— Begin —
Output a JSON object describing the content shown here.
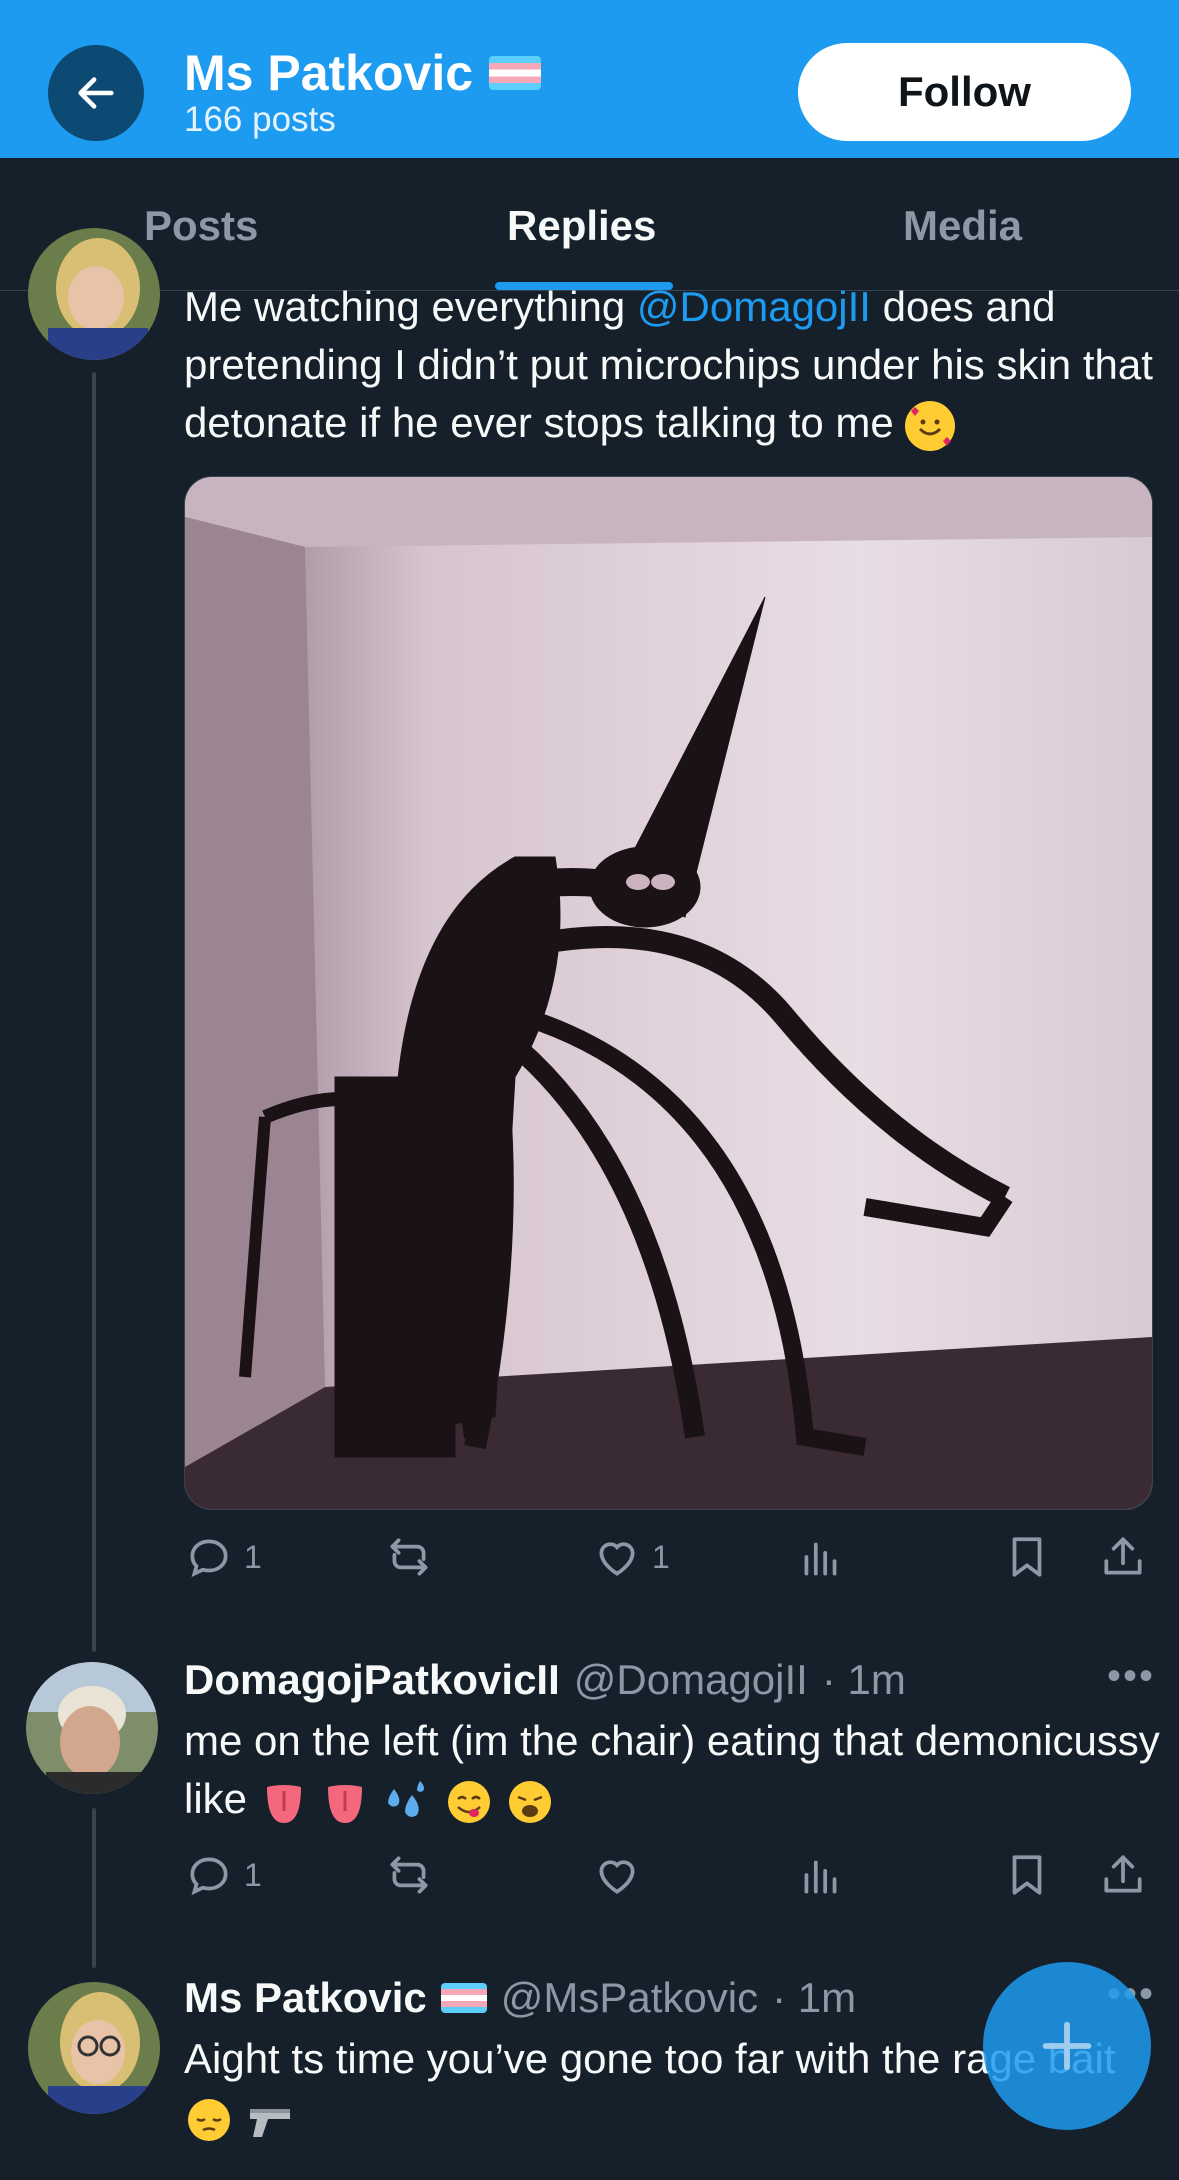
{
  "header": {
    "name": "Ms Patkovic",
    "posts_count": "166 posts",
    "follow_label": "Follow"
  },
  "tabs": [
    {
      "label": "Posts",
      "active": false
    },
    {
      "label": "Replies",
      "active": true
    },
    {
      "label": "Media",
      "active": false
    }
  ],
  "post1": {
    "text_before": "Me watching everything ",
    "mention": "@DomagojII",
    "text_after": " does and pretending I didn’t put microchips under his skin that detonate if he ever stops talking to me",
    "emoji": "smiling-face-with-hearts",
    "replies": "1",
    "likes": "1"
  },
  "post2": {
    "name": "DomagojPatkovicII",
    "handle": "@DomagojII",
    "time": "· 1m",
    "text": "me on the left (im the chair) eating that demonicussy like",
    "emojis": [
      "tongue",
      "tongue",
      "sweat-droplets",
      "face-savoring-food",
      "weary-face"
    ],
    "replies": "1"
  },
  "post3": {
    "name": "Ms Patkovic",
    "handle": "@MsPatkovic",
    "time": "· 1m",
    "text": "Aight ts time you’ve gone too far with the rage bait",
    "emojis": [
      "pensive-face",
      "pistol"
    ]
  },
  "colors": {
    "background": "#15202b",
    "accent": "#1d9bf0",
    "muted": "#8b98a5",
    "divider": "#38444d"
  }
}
— End —
- **The problem**
Copy out all the data exactly; skip the pictures.

- **Solution**
Output a JSON object describing the content shown here.
{
  "header": {
    "name": "Ms Patkovic",
    "posts_count": "166 posts",
    "follow_label": "Follow"
  },
  "tabs": [
    {
      "label": "Posts",
      "active": false
    },
    {
      "label": "Replies",
      "active": true
    },
    {
      "label": "Media",
      "active": false
    }
  ],
  "post1": {
    "text_before": "Me watching everything ",
    "mention": "@DomagojII",
    "text_after": " does and pretending I didn’t put microchips under his skin that detonate if he ever stops talking to me",
    "emoji": "smiling-face-with-hearts",
    "replies": "1",
    "likes": "1"
  },
  "post2": {
    "name": "DomagojPatkovicII",
    "handle": "@DomagojII",
    "time": "· 1m",
    "text": "me on the left (im the chair) eating that demonicussy like",
    "emojis": [
      "tongue",
      "tongue",
      "sweat-droplets",
      "face-savoring-food",
      "weary-face"
    ],
    "replies": "1"
  },
  "post3": {
    "name": "Ms Patkovic",
    "handle": "@MsPatkovic",
    "time": "· 1m",
    "text": "Aight ts time you’ve gone too far with the rage bait",
    "emojis": [
      "pensive-face",
      "pistol"
    ]
  },
  "colors": {
    "background": "#15202b",
    "accent": "#1d9bf0",
    "muted": "#8b98a5",
    "divider": "#38444d"
  }
}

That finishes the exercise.